In the material below, identify each line bearing the word "page". Reproduce those lines.

*-*-*

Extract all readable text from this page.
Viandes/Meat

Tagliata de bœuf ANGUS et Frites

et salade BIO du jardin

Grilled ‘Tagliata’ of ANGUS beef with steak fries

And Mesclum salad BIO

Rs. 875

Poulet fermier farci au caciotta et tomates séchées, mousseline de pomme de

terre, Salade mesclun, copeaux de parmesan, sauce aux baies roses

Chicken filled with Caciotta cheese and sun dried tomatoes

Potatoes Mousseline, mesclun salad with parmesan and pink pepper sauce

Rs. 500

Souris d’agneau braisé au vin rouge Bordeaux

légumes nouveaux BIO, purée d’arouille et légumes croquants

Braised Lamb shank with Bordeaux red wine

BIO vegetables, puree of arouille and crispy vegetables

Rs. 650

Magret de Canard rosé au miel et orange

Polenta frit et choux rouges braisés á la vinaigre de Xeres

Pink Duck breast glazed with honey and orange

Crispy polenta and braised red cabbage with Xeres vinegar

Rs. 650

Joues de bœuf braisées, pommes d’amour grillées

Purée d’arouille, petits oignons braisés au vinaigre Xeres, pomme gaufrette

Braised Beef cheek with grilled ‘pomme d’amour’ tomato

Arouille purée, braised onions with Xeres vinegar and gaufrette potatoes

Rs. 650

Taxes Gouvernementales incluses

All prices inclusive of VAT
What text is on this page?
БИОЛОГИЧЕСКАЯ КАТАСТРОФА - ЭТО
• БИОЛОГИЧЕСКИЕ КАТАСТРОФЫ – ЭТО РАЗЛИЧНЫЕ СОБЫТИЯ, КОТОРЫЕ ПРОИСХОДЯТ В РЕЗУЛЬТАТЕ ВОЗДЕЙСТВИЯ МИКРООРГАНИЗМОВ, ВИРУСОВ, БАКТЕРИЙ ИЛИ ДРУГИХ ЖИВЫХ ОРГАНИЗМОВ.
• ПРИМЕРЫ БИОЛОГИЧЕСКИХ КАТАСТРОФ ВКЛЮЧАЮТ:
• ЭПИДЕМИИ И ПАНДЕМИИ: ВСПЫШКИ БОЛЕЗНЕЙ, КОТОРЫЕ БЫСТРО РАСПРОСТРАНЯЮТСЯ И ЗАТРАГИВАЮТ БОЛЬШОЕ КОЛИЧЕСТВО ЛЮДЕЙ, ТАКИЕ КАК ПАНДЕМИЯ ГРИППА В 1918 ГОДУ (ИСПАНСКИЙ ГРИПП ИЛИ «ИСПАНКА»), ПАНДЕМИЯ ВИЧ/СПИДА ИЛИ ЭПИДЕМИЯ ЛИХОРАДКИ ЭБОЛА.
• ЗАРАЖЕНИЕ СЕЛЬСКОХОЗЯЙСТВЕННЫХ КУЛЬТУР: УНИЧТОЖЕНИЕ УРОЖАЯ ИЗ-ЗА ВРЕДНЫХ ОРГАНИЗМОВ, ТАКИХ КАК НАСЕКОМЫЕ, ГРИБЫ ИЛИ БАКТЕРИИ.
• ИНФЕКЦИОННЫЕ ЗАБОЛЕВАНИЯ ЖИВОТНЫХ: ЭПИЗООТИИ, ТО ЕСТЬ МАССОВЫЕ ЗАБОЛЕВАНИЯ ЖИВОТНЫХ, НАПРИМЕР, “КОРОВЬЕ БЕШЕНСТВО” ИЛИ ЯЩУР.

*-*-*

* Output of the task:
Extract all readable text from this page.
What text is on this page?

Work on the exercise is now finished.